Challenge - Copy out the lines that include the word "icon".

Provided material -
▬▬▬▬▬▬▬▬▬▬
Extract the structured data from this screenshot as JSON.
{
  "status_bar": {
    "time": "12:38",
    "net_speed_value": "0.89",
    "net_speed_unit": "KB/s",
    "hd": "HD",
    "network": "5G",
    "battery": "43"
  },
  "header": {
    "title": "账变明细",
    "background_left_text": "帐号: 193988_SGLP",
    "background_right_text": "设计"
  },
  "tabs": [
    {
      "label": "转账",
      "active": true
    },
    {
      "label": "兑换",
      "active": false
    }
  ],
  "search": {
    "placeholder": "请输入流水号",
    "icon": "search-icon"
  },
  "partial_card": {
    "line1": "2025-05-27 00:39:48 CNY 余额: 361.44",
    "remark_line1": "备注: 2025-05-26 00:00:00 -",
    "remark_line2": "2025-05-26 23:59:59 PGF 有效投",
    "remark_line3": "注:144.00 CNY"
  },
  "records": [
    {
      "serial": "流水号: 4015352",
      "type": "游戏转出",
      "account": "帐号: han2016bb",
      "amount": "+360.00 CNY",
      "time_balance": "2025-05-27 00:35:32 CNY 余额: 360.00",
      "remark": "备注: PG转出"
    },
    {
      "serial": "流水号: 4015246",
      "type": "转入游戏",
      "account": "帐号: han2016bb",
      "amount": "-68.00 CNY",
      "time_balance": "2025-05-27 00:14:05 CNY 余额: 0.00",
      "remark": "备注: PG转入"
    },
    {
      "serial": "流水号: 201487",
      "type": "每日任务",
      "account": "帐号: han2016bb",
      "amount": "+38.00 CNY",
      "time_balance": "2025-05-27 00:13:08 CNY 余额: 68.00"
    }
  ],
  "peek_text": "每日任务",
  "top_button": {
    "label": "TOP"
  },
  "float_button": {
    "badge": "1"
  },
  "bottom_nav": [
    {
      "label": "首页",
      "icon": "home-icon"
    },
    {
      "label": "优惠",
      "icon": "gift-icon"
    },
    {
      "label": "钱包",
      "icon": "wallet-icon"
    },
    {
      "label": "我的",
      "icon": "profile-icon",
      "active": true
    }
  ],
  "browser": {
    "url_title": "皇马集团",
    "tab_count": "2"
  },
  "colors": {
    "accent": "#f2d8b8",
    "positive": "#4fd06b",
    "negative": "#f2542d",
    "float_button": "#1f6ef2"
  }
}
▬▬▬▬▬▬▬▬▬▬
Result for this exercise -
    "icon": "search-icon"
      "icon": "home-icon"
      "icon": "gift-icon"
      "icon": "wallet-icon"
      "icon": "profile-icon",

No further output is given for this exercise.